GIVEN EXERCISE:
Convert the material below into a Markdown table with two columns, Row and Entry: number each line in Row and put the line itself in Entry, omitting blank lines.

-- begin MATERIAL --

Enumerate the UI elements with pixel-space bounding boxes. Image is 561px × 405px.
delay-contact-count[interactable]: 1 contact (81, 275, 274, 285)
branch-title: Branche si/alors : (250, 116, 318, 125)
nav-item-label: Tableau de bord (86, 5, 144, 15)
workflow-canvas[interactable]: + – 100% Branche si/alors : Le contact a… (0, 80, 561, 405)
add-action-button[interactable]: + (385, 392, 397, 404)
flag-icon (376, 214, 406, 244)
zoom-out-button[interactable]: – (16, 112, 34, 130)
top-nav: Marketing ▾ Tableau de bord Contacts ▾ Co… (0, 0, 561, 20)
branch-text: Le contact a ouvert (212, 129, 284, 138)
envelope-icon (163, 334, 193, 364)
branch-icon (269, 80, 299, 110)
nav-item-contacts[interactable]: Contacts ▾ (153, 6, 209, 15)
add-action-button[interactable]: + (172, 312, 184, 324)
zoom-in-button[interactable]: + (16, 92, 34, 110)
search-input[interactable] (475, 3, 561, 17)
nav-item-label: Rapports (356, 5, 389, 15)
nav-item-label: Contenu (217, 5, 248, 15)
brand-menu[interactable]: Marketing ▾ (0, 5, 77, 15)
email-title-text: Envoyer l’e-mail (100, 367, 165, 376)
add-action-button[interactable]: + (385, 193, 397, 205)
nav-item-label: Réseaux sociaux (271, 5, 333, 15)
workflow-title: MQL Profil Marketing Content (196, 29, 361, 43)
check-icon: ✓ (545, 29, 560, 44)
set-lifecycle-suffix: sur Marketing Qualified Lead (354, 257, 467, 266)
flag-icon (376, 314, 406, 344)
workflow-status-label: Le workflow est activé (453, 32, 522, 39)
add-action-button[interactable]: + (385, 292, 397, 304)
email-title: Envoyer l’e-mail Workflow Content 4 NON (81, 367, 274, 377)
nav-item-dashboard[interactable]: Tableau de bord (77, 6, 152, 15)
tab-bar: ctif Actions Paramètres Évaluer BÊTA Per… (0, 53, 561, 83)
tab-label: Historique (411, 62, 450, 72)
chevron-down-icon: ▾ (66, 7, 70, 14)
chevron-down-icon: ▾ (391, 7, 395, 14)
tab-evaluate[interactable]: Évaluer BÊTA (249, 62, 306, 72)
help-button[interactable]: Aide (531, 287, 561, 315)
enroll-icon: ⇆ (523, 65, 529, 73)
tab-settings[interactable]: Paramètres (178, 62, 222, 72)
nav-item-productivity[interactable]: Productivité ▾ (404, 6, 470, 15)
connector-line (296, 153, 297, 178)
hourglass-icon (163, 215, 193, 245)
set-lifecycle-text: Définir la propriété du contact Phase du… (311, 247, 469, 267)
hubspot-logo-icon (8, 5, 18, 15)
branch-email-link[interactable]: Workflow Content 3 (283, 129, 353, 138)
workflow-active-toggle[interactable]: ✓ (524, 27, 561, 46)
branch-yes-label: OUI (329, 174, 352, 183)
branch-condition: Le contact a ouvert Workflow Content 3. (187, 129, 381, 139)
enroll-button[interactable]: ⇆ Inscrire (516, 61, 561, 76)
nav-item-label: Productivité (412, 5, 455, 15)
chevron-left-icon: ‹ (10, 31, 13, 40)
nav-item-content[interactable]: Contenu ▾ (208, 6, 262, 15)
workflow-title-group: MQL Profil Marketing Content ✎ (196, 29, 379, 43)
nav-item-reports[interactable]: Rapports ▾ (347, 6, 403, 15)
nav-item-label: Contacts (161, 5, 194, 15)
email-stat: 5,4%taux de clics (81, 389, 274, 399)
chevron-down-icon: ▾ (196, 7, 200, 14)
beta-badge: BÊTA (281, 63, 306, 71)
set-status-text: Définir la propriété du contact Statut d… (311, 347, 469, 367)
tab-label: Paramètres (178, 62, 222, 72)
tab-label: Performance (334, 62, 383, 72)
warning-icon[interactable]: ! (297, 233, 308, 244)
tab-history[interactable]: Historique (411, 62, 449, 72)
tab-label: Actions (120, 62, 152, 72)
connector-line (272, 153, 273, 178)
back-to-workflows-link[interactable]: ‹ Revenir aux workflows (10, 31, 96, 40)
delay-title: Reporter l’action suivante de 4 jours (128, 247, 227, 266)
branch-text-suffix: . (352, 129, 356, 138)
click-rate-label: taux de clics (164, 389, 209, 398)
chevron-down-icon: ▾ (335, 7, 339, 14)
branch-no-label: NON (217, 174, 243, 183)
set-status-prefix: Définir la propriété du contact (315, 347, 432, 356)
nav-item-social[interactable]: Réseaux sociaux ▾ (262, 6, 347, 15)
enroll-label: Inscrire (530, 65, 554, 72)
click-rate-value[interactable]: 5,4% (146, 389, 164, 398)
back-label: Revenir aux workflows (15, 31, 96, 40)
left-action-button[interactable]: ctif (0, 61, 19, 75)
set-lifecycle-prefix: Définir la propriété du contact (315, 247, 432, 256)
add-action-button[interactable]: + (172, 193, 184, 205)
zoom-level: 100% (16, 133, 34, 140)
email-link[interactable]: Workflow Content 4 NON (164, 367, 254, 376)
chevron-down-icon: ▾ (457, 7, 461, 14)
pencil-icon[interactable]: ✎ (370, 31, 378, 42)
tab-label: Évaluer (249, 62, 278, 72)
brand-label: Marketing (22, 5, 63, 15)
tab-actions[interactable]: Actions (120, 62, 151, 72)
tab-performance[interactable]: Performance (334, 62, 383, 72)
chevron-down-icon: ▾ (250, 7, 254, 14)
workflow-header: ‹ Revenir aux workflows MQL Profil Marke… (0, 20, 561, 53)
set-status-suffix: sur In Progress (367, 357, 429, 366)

-- end MATERIAL --

WRITTEN RESPONSE:
| Row | Entry |
|---|---|
| 1 | Enumerate the UI elements with pixel-space bounding boxes. Image is 561px × 405px. |
| 2 | delay-contact-count[interactable]: 1 contact (81, 275, 274, 285) |
| 3 | branch-title: Branche si/alors : (250, 116, 318, 125) |
| 4 | nav-item-label: Tableau de bord (86, 5, 144, 15) |
| 5 | workflow-canvas[interactable]: + – 100% Branche si/alors : Le contact a… (0, 80, 561, 405) |
| 6 | add-action-button[interactable]: + (385, 392, 397, 404) |
| 7 | flag-icon (376, 214, 406, 244) |
| 8 | zoom-out-button[interactable]: – (16, 112, 34, 130) |
| 9 | top-nav: Marketing ▾ Tableau de bord Contacts ▾ Co… (0, 0, 561, 20) |
| 10 | branch-text: Le contact a ouvert (212, 129, 284, 138) |
| 11 | envelope-icon (163, 334, 193, 364) |
| 12 | branch-icon (269, 80, 299, 110) |
| 13 | nav-item-contacts[interactable]: Contacts ▾ (153, 6, 209, 15) |
| 14 | add-action-button[interactable]: + (172, 312, 184, 324) |
| 15 | zoom-in-button[interactable]: + (16, 92, 34, 110) |
| 16 | search-input[interactable] (475, 3, 561, 17) |
| 17 | nav-item-label: Rapports (356, 5, 389, 15) |
| 18 | nav-item-label: Contenu (217, 5, 248, 15) |
| 19 | brand-menu[interactable]: Marketing ▾ (0, 5, 77, 15) |
| 20 | email-title-text: Envoyer l’e-mail (100, 367, 165, 376) |
| 21 | add-action-button[interactable]: + (385, 193, 397, 205) |
| 22 | nav-item-label: Réseaux sociaux (271, 5, 333, 15) |
| 23 | workflow-title: MQL Profil Marketing Content (196, 29, 361, 43) |
| 24 | check-icon: ✓ (545, 29, 560, 44) |
| 25 | set-lifecycle-suffix: sur Marketing Qualified Lead (354, 257, 467, 266) |
| 26 | flag-icon (376, 314, 406, 344) |
| 27 | workflow-status-label: Le workflow est activé (453, 32, 522, 39) |
| 28 | add-action-button[interactable]: + (385, 292, 397, 304) |
| 29 | email-title: Envoyer l’e-mail Workflow Content 4 NON (81, 367, 274, 377) |
| 30 | nav-item-dashboard[interactable]: Tableau de bord (77, 6, 152, 15) |
| 31 | tab-bar: ctif Actions Paramètres Évaluer BÊTA Per… (0, 53, 561, 83) |
| 32 | tab-label: Historique (411, 62, 450, 72) |
| 33 | chevron-down-icon: ▾ (66, 7, 70, 14) |
| 34 | chevron-down-icon: ▾ (391, 7, 395, 14) |
| 35 | tab-evaluate[interactable]: Évaluer BÊTA (249, 62, 306, 72) |
| 36 | help-button[interactable]: Aide (531, 287, 561, 315) |
| 37 | enroll-icon: ⇆ (523, 65, 529, 73) |
| 38 | tab-settings[interactable]: Paramètres (178, 62, 222, 72) |
| 39 | nav-item-productivity[interactable]: Productivité ▾ (404, 6, 470, 15) |
| 40 | connector-line (296, 153, 297, 178) |
| 41 | hourglass-icon (163, 215, 193, 245) |
| 42 | set-lifecycle-text: Définir la propriété du contact Phase du… (311, 247, 469, 267) |
| 43 | hubspot-logo-icon (8, 5, 18, 15) |
| 44 | branch-email-link[interactable]: Workflow Content 3 (283, 129, 353, 138) |
| 45 | workflow-active-toggle[interactable]: ✓ (524, 27, 561, 46) |
| 46 | branch-yes-label: OUI (329, 174, 352, 183) |
| 47 | branch-condition: Le contact a ouvert Workflow Content 3. (187, 129, 381, 139) |
| 48 | enroll-button[interactable]: ⇆ Inscrire (516, 61, 561, 76) |
| 49 | nav-item-label: Productivité (412, 5, 455, 15) |
| 50 | chevron-left-icon: ‹ (10, 31, 13, 40) |
| 51 | nav-item-content[interactable]: Contenu ▾ (208, 6, 262, 15) |
| 52 | workflow-title-group: MQL Profil Marketing Content ✎ (196, 29, 379, 43) |
| 53 | nav-item-reports[interactable]: Rapports ▾ (347, 6, 403, 15) |
| 54 | nav-item-label: Contacts (161, 5, 194, 15) |
| 55 | email-stat: 5,4%taux de clics (81, 389, 274, 399) |
| 56 | chevron-down-icon: ▾ (196, 7, 200, 14) |
| 57 | beta-badge: BÊTA (281, 63, 306, 71) |
| 58 | set-status-text: Définir la propriété du contact Statut d… (311, 347, 469, 367) |
| 59 | tab-label: Paramètres (178, 62, 222, 72) |
| 60 | tab-label: Performance (334, 62, 383, 72) |
| 61 | warning-icon[interactable]: ! (297, 233, 308, 244) |
| 62 | tab-history[interactable]: Historique (411, 62, 449, 72) |
| 63 | tab-label: Actions (120, 62, 152, 72) |
| 64 | connector-line (272, 153, 273, 178) |
| 65 | back-to-workflows-link[interactable]: ‹ Revenir aux workflows (10, 31, 96, 40) |
| 66 | delay-title: Reporter l’action suivante de 4 jours (128, 247, 227, 266) |
| 67 | branch-text-suffix: . (352, 129, 356, 138) |
| 68 | click-rate-label: taux de clics (164, 389, 209, 398) |
| 69 | chevron-down-icon: ▾ (335, 7, 339, 14) |
| 70 | branch-no-label: NON (217, 174, 243, 183) |
| 71 | set-status-prefix: Définir la propriété du contact (315, 347, 432, 356) |
| 72 | nav-item-social[interactable]: Réseaux sociaux ▾ (262, 6, 347, 15) |
| 73 | enroll-label: Inscrire (530, 65, 554, 72) |
| 74 | click-rate-value[interactable]: 5,4% (146, 389, 164, 398) |
| 75 | back-label: Revenir aux workflows (15, 31, 96, 40) |
| 76 | left-action-button[interactable]: ctif (0, 61, 19, 75) |
| 77 | set-lifecycle-prefix: Définir la propriété du contact (315, 247, 432, 256) |
| 78 | add-action-button[interactable]: + (172, 193, 184, 205) |
| 79 | zoom-level: 100% (16, 133, 34, 140) |
| 80 | email-link[interactable]: Workflow Content 4 NON (164, 367, 254, 376) |
| 81 | chevron-down-icon: ▾ (457, 7, 461, 14) |
| 82 | pencil-icon[interactable]: ✎ (370, 31, 378, 42) |
| 83 | tab-label: Évaluer (249, 62, 278, 72) |
| 84 | brand-label: Marketing (22, 5, 63, 15) |
| 85 | tab-actions[interactable]: Actions (120, 62, 151, 72) |
| 86 | tab-performance[interactable]: Performance (334, 62, 383, 72) |
| 87 | chevron-down-icon: ▾ (250, 7, 254, 14) |
| 88 | workflow-header: ‹ Revenir aux workflows MQL Profil Marke… (0, 20, 561, 53) |
| 89 | set-status-suffix: sur In Progress (367, 357, 429, 366) |